** START **

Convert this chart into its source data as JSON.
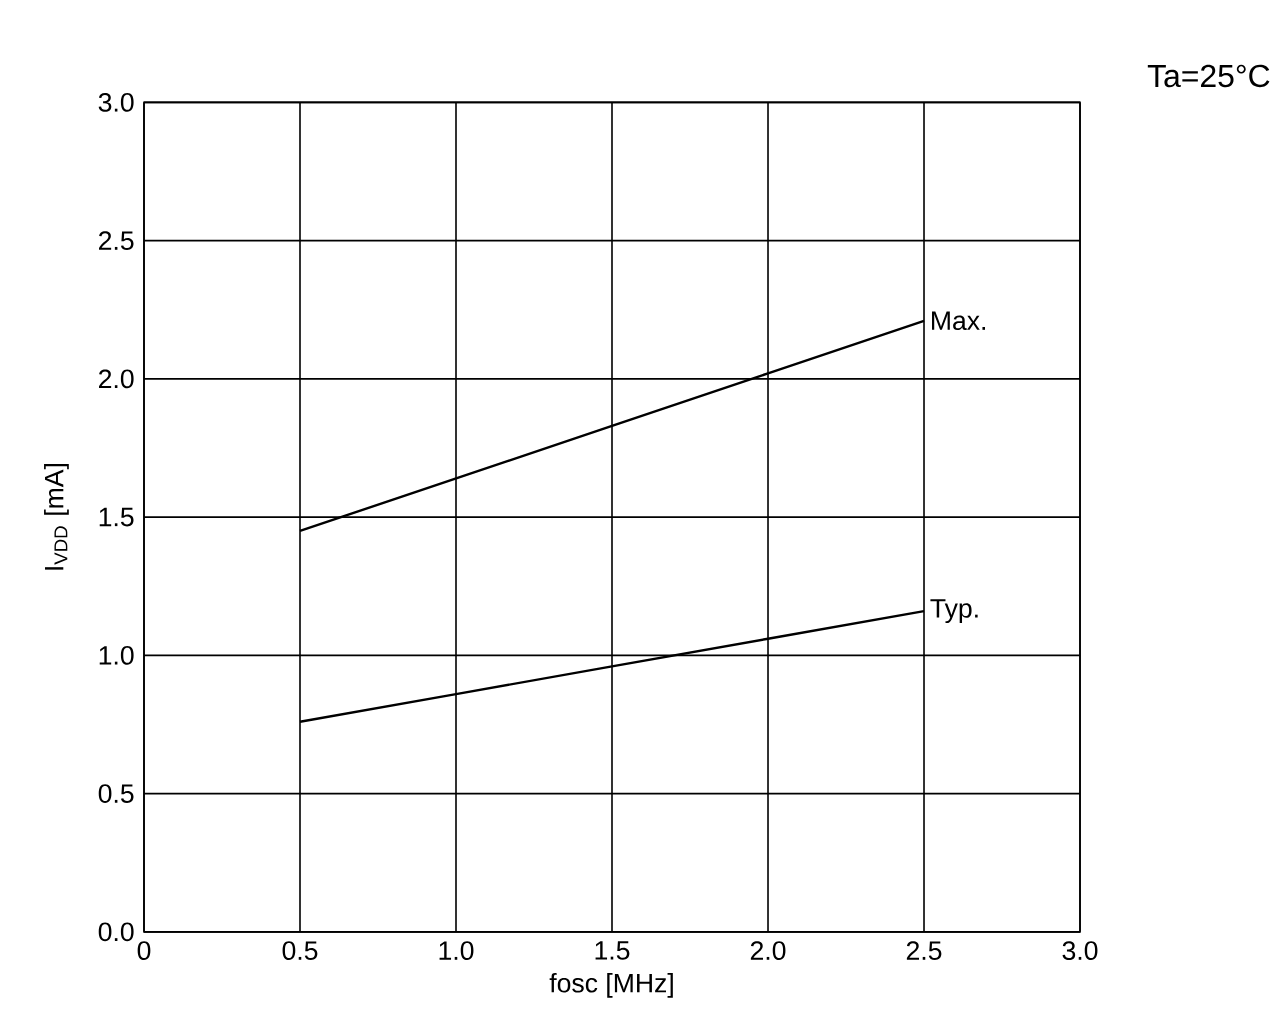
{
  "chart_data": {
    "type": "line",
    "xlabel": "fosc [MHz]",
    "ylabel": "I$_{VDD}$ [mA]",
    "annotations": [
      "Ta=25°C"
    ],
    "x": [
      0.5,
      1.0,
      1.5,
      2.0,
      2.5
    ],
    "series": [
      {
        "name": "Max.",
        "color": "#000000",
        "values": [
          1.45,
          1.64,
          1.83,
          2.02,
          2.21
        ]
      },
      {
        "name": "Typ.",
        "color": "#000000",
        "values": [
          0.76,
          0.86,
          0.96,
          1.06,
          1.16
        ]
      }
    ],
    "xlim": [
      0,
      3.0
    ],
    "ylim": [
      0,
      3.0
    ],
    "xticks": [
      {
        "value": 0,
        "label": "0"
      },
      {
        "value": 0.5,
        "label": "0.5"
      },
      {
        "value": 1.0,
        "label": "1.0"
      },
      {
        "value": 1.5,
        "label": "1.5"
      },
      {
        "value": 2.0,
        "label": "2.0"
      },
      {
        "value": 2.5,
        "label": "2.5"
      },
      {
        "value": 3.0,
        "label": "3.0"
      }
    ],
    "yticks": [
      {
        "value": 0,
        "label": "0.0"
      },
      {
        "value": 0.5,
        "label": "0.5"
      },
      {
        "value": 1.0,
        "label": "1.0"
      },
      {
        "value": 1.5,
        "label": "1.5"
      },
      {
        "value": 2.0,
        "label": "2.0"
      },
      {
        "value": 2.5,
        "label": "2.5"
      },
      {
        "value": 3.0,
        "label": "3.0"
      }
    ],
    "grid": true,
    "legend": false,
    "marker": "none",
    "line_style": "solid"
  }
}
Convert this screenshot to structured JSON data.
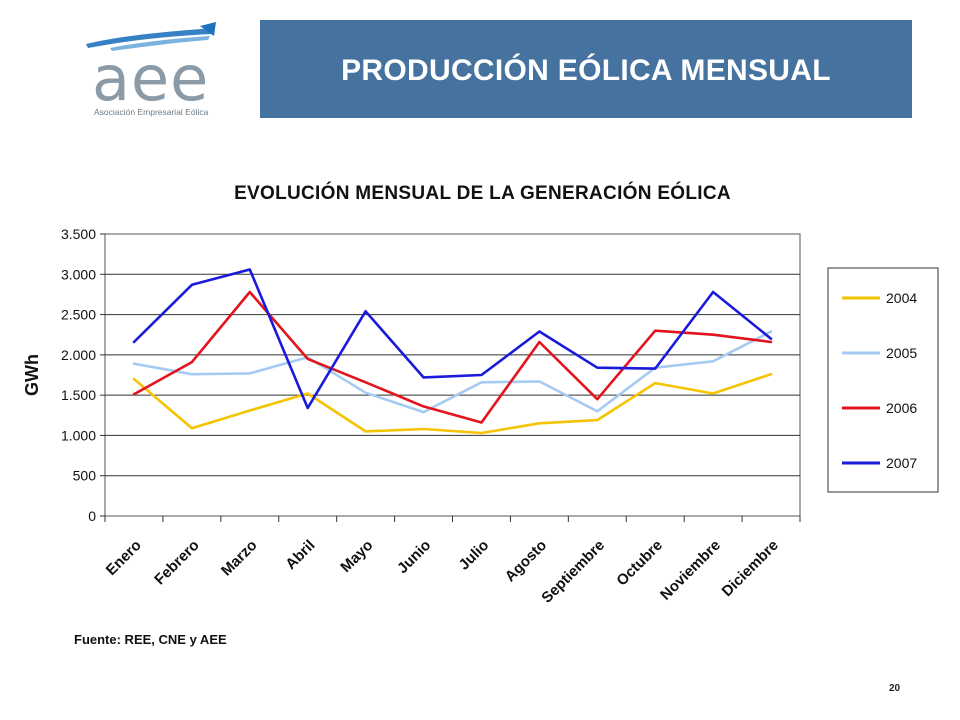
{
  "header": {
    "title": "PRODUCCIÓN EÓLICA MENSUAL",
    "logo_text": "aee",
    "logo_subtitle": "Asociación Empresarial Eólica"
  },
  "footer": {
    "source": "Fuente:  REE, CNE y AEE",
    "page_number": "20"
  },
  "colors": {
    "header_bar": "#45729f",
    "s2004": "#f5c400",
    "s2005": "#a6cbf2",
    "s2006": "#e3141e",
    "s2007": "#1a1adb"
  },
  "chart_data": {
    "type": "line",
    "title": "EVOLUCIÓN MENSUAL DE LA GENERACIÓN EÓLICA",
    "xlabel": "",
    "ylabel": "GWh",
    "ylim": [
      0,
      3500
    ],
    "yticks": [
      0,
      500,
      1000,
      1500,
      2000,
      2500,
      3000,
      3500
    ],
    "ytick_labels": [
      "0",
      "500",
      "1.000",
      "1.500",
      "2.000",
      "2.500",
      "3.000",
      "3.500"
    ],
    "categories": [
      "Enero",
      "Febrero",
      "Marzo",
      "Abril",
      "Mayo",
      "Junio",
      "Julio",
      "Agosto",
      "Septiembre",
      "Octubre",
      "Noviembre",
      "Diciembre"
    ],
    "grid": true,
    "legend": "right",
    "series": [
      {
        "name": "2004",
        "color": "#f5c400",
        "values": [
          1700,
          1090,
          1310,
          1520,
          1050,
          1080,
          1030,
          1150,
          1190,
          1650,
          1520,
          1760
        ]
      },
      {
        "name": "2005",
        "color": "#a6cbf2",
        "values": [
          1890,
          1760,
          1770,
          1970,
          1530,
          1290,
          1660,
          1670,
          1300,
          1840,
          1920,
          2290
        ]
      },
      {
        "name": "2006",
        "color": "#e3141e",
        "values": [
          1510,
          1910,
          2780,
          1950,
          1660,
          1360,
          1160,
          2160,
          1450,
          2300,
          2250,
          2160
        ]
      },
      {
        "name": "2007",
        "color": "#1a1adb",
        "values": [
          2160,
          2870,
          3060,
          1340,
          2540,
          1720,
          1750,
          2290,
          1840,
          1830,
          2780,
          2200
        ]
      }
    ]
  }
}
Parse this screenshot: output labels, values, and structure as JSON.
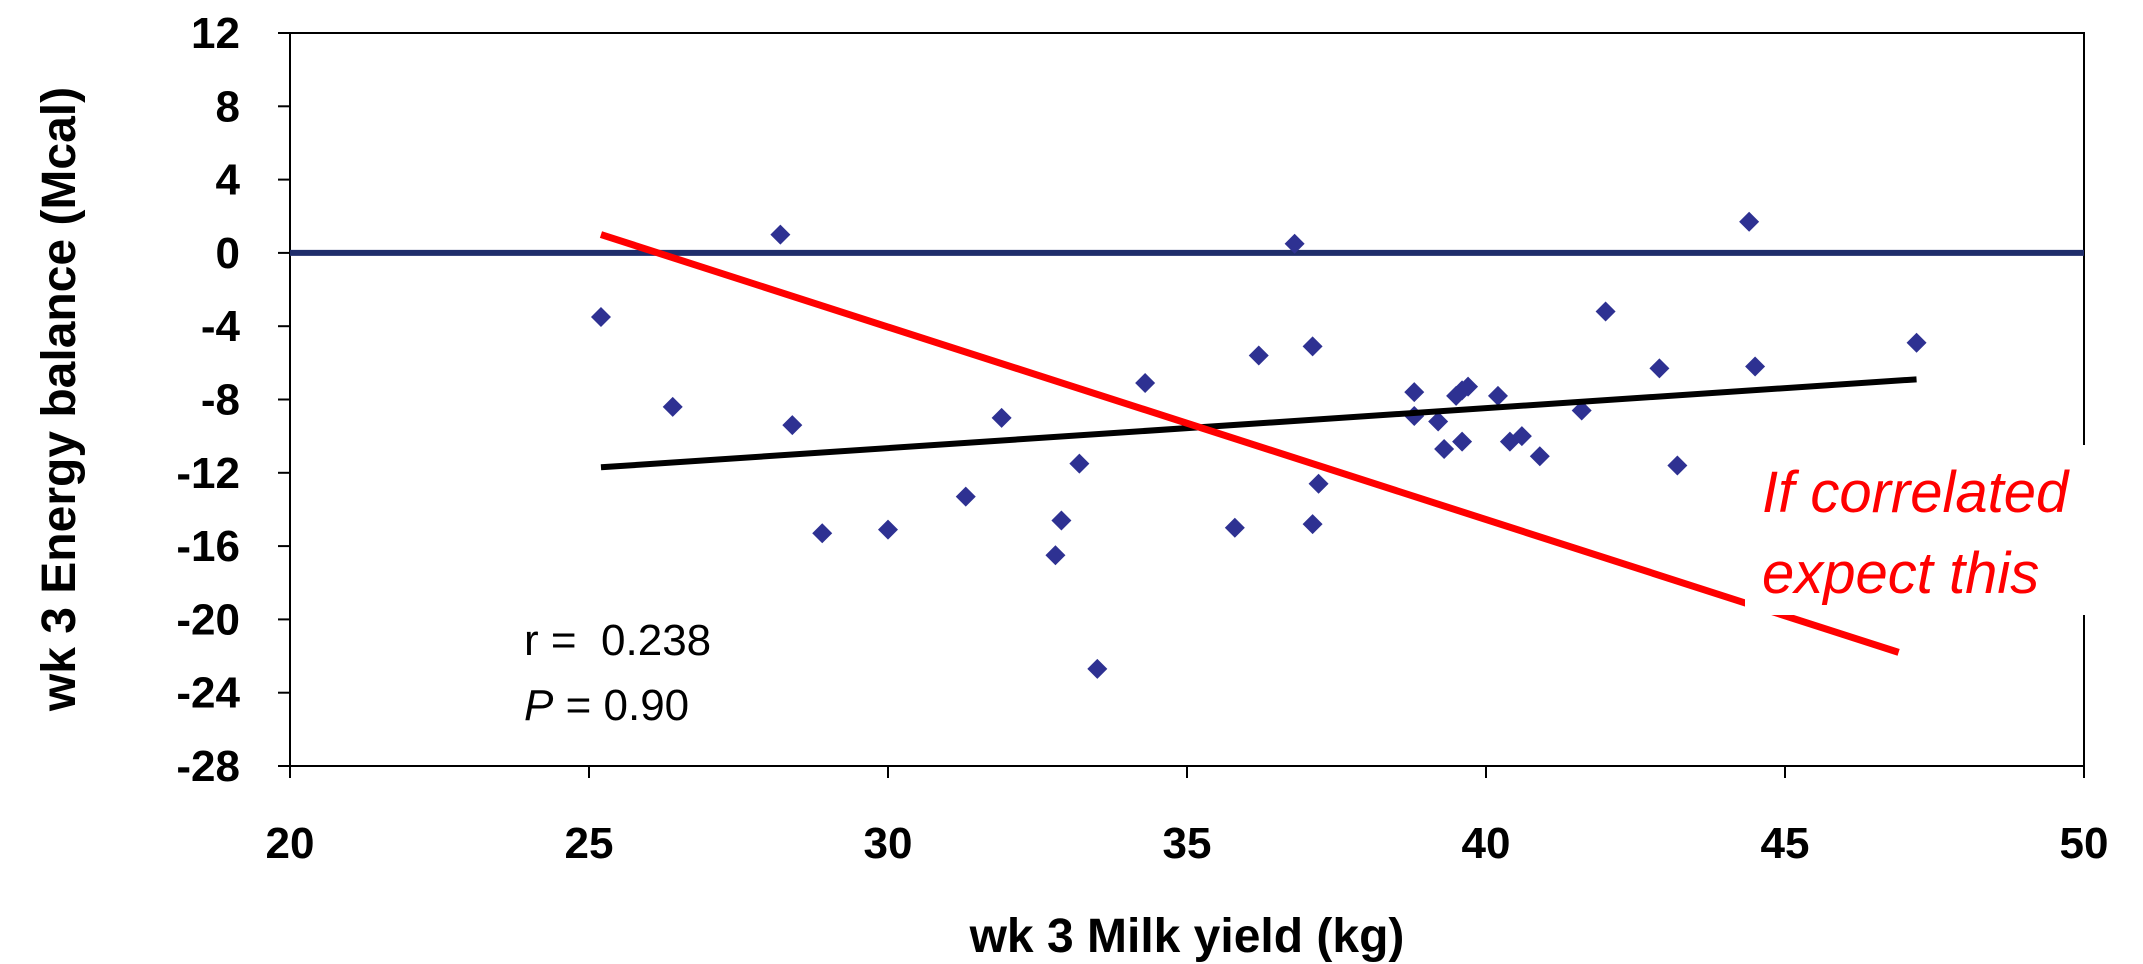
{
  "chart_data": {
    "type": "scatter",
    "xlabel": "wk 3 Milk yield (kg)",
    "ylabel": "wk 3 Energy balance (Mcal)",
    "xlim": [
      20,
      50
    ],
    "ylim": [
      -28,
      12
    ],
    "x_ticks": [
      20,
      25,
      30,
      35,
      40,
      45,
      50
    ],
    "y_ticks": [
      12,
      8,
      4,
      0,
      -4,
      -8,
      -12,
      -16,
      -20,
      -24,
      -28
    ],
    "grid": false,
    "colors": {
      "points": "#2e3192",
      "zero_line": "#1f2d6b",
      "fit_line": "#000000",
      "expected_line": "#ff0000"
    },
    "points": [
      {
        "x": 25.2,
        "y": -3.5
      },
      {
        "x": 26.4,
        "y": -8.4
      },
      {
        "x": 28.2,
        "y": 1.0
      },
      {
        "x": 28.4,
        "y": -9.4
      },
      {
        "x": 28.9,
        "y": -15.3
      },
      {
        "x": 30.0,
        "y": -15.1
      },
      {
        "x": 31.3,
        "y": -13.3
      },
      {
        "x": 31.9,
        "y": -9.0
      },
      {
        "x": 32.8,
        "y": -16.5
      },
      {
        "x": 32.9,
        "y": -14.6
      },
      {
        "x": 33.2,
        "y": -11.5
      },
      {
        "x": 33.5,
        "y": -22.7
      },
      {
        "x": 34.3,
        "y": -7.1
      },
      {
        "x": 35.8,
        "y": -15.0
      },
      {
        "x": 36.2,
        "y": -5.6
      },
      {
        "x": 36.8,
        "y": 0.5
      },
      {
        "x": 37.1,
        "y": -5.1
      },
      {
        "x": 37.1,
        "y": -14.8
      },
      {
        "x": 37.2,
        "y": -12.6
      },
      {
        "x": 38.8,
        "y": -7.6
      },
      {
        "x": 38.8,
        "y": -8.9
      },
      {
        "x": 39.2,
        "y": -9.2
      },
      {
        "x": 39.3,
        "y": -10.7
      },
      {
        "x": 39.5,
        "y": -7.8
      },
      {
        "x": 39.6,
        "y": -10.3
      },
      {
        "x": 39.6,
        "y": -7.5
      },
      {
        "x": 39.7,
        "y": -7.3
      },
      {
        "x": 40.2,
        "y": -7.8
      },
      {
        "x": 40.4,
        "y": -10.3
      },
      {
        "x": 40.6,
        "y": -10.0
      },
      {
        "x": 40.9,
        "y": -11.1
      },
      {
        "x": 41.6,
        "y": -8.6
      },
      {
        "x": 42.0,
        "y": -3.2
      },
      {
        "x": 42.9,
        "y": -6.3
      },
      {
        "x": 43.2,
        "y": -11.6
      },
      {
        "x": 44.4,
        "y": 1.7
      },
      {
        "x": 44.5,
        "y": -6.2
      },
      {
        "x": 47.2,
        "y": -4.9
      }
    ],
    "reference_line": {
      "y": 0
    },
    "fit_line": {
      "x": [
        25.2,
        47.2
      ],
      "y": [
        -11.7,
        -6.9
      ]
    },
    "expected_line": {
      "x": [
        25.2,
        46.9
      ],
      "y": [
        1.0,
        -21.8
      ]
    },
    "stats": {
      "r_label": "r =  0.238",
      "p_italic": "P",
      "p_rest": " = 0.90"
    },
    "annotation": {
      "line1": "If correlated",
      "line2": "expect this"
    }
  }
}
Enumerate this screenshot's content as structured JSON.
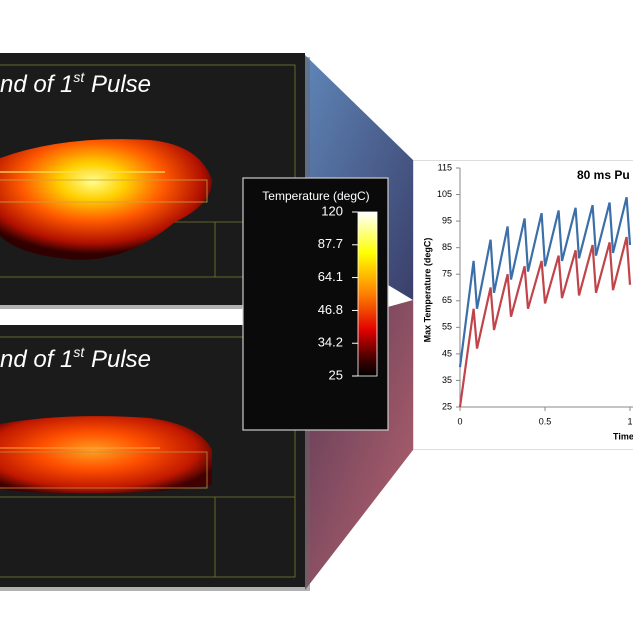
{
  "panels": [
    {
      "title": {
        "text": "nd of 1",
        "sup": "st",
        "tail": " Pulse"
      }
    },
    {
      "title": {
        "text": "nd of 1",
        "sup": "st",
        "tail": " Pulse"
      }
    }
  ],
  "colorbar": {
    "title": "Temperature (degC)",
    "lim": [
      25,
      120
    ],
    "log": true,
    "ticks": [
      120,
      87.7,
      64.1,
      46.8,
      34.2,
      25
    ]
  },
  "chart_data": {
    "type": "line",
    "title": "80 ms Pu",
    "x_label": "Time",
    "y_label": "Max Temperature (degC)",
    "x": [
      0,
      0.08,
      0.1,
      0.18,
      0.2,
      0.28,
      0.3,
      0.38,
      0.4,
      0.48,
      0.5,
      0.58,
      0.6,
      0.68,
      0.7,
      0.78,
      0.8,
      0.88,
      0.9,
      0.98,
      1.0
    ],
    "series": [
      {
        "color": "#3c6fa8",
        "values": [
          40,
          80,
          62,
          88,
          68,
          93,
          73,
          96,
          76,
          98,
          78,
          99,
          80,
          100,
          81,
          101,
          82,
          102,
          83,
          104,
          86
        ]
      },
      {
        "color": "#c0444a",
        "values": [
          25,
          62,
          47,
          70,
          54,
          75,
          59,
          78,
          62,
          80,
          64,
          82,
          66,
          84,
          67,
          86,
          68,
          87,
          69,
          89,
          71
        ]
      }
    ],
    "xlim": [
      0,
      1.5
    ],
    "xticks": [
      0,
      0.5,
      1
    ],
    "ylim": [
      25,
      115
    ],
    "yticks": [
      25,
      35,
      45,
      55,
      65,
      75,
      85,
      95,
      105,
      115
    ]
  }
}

** END **

## EXERCISE
Only the number is needed here: how many lines of the records contain "JSON"?

## EXERCISE SOLUTION
4